- _Material shown_
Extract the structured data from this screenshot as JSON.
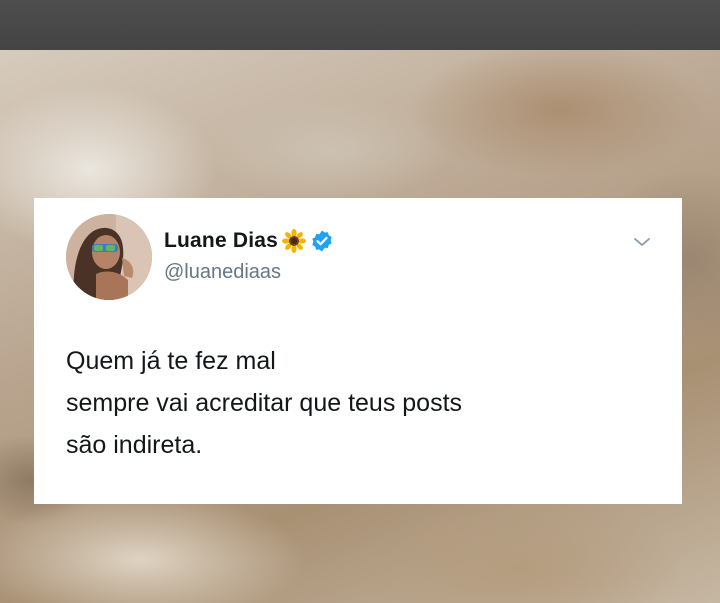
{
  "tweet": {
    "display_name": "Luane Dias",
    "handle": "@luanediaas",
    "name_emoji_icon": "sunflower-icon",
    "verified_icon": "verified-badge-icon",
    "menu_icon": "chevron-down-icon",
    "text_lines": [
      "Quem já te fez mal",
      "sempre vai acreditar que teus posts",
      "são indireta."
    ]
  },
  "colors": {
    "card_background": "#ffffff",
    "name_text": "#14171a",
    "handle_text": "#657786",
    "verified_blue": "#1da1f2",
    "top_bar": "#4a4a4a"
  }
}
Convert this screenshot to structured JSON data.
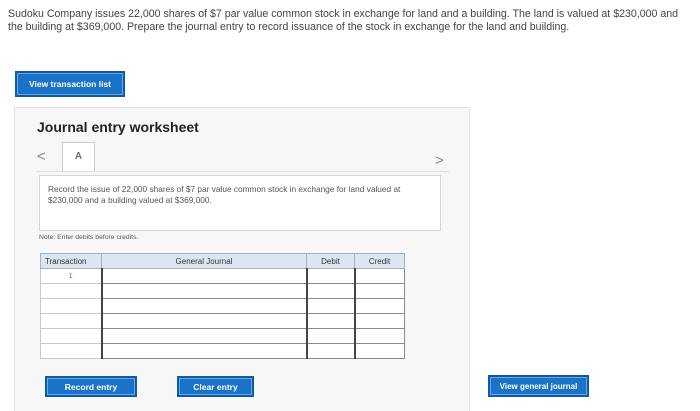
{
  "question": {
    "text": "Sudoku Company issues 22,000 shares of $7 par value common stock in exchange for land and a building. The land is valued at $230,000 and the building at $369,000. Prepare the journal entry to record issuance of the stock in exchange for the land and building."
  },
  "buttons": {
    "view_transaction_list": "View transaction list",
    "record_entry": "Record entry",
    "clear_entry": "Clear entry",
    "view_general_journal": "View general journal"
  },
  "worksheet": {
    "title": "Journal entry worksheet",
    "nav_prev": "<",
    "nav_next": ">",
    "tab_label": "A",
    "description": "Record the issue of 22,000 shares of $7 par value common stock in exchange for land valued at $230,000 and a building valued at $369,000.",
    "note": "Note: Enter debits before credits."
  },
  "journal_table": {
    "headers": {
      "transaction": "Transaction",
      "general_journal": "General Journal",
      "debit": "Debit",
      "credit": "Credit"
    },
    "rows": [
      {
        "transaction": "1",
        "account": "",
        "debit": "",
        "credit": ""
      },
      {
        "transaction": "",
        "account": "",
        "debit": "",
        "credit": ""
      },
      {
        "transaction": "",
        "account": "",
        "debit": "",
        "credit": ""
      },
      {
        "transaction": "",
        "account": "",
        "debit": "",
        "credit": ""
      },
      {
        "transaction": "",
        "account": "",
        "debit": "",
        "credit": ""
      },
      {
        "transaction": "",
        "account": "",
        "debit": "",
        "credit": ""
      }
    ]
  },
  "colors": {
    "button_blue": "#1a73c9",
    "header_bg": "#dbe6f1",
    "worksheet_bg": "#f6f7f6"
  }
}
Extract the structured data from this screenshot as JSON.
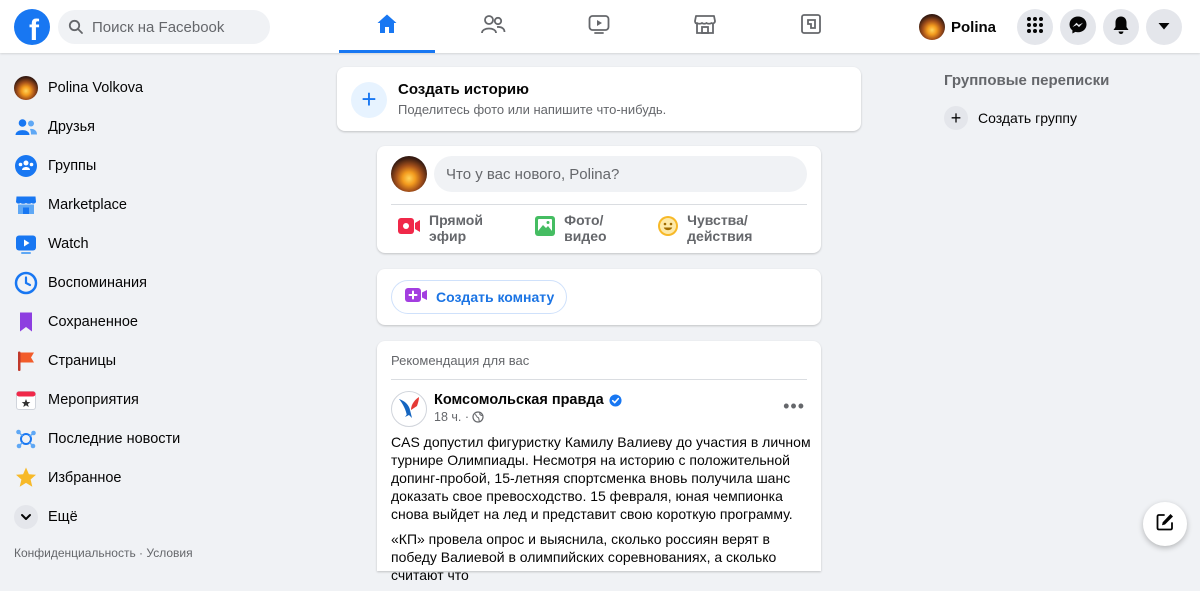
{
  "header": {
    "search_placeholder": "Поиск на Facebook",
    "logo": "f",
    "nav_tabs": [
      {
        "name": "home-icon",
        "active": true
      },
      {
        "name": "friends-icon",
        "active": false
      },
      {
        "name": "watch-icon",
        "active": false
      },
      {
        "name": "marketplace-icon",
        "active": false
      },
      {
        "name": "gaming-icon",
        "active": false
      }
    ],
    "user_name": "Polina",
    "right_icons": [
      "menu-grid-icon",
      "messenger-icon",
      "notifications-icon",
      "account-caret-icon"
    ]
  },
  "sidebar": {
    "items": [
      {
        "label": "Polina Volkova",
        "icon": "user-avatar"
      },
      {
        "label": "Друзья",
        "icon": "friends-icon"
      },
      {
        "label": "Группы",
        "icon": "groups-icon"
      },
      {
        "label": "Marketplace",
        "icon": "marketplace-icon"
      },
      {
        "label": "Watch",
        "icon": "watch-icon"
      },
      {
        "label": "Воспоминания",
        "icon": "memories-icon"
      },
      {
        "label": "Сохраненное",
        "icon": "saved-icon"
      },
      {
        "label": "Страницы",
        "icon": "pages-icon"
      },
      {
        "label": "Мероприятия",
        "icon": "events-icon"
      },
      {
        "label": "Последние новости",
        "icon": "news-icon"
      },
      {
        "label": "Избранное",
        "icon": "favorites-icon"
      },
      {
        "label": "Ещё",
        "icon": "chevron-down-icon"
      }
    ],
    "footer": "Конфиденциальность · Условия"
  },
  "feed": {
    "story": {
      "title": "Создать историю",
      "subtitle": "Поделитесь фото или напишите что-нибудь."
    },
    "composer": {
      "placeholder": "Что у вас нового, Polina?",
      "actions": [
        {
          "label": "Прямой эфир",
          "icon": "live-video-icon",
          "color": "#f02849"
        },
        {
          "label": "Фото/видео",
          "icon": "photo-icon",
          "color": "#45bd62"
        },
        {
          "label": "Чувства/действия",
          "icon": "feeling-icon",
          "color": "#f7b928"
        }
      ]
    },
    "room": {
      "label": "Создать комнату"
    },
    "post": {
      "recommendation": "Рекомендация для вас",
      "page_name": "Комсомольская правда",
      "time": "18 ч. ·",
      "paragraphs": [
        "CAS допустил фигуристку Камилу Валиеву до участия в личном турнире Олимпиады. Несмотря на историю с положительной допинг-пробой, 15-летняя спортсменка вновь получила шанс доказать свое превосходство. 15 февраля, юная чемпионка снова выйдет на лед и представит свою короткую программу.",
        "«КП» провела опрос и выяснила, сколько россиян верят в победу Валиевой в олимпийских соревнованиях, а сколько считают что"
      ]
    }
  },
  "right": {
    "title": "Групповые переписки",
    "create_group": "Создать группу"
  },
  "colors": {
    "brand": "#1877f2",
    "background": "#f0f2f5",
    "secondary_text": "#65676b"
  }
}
==
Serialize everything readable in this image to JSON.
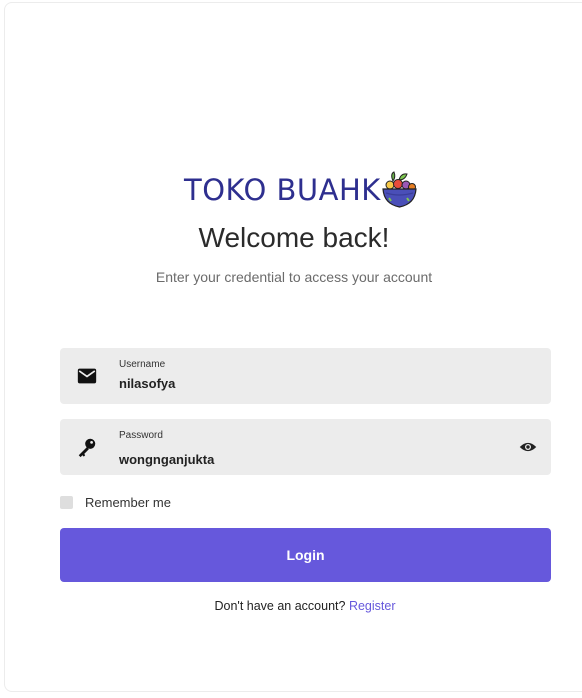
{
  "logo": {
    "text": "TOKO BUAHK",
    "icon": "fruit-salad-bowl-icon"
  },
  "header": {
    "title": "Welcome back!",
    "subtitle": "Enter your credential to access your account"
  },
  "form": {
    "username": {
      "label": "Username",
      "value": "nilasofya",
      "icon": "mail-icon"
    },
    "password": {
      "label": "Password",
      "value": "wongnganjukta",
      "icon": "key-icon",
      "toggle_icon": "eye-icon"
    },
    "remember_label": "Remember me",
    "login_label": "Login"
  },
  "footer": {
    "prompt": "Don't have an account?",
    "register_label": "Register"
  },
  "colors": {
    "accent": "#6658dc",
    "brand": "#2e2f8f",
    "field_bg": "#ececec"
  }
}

- _Task description_
Pick out the lines above that hold the string "footer" and show them.

- _Task output_
    "footer": "Конфиденциальность · Условия"
  "footer": {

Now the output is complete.